═══ Texto apresentado ═══
Tecnicamente, a insegurança alimentar é uma situação em que a população de um país ou região não tem acesso físico, social e econômico a recursos e alimentos nutritivos que atendam às suas necessidades dietéticas e preferências alimentares para uma vida ativa e saudável. De acordo o Instituto Brasileiro de Geografia e Estatística (IBGE) e a Agência Brasil, somente nos anos de 2017 e 2018 a insegurança alimentar atingiu 4,6% dos domicílios brasileiros, que equivale 10,3 milhões de pessoas em situação de fome ou subnutrição, sendo 7,7 milhões moradores na área urbana e 2,6 milhões na rural.

Paralelo ao crescimento da fome em seu território o Brasil é um dos maiores exportadores globais de commodities. O Ministério da Agricultura, Pecuária e Abastecimento informa que no ano passado o agronegócio teve um saldo positivo de US$ 100,81 bilhões com a exportação dos seus principais commodities: soja, cereais, farinhas, café, açúcar, laranja e carne bovina.

O volume de produtos exportados anualmente daria para alimentar toda a população do país, mas não há uma exigência governamental que parte da produção seja distribuída no mercado interno. Outra informação interessante sobre a exportação de commodities é o que, conforme os dados da Receita Federal, foi arrecadado através do Imposto de Exportação: em 2019, R$ 16,3 mil e em 2020, R$ 53,8 mil. Você leu correto. Os incentivos e isenções tributárias, federais e estaduais, para exportação de commodities são inúmeros.

Do ponto de vista macro as operações que envolvem Agricultura, Pecuária e Serviços Relacionados arrecadaram em 2020 o total de R$ 7,57 bilhões em tributos federais e contribuições previdenciárias, percentual que representa 0,42% da arrecadação total de R$ 1,77 trilhão. Um percentual pequeno para uma atividade tão importante para a balança comercial do país.
═══ Entradas fornecidas ═══
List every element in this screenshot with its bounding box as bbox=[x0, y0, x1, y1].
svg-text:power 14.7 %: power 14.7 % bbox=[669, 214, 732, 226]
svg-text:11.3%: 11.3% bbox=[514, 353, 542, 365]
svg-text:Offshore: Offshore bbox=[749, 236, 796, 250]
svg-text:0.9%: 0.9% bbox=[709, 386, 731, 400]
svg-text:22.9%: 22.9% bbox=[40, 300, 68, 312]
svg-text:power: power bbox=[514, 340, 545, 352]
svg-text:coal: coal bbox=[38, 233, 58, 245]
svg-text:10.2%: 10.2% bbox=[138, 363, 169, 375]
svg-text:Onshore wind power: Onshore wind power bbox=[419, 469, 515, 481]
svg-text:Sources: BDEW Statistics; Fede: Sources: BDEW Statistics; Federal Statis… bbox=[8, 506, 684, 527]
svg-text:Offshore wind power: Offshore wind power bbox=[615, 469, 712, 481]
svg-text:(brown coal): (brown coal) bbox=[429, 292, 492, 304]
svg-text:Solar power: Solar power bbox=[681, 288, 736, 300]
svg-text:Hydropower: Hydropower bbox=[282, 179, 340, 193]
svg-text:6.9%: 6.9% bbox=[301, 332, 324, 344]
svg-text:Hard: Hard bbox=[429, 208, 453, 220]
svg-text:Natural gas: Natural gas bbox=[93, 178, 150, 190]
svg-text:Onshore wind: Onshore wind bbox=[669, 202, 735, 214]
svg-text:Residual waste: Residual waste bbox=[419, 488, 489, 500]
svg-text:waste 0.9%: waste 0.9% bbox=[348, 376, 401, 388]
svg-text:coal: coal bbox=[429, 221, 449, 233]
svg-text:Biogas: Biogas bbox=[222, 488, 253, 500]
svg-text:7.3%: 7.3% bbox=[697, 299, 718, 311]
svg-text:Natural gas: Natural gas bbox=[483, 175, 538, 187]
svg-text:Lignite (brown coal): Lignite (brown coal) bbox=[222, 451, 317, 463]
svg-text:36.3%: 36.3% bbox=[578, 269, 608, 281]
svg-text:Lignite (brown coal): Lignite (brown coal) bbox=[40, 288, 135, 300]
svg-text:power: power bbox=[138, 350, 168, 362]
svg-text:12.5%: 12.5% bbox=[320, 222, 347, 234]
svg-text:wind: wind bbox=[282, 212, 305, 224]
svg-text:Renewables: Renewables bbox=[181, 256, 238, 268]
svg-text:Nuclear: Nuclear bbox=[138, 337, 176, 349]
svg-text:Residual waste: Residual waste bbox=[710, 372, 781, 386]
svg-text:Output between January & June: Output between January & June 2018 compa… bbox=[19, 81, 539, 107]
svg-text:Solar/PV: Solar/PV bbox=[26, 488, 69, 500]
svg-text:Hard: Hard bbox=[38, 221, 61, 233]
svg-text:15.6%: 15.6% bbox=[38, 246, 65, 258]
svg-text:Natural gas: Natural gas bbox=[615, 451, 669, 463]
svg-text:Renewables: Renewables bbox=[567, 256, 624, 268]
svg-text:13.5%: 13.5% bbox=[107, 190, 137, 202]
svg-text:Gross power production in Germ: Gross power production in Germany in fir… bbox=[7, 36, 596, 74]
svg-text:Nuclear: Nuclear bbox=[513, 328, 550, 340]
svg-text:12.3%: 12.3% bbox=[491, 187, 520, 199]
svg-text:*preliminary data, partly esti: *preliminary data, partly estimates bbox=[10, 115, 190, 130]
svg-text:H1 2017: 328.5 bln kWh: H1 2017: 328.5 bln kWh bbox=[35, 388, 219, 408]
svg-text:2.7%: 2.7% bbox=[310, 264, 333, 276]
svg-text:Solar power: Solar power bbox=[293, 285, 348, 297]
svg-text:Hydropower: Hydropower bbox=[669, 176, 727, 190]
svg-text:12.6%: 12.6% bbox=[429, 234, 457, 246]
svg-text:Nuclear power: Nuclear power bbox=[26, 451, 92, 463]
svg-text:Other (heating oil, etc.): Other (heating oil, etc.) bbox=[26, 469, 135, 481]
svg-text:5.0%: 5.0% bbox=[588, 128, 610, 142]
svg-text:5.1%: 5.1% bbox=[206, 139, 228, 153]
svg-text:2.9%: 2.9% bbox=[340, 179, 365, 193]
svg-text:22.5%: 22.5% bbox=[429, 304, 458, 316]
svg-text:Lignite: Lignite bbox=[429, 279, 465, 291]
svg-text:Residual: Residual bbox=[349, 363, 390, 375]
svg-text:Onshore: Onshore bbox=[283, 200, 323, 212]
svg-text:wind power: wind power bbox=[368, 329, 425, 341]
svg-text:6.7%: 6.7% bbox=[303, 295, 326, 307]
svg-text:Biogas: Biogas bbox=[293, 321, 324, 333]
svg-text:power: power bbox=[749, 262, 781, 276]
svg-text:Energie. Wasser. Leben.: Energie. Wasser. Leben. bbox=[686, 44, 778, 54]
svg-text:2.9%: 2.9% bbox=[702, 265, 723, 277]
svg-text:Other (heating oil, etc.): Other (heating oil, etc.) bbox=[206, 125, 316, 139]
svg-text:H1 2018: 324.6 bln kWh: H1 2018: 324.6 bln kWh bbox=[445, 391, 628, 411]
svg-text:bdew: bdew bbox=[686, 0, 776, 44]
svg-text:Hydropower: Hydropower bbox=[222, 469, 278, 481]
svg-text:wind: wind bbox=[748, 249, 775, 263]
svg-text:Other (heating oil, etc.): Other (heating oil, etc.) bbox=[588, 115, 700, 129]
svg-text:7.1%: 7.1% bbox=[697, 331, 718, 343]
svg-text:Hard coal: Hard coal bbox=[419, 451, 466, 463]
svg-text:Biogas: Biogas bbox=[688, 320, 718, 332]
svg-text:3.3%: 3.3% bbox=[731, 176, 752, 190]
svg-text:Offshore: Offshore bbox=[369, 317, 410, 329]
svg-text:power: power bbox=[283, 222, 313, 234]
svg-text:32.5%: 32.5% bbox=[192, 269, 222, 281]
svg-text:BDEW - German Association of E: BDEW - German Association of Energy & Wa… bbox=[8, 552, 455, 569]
═══
O que se pede :: De acordo com o texto sobre insegurança alimentar, qual foi o saldo positivo do agronegócio com a exportação de seus principais commodities no ano passado? As entradas não são usadas nesta atividade.

Resposta redigida :: US$ 100,81 bilhões.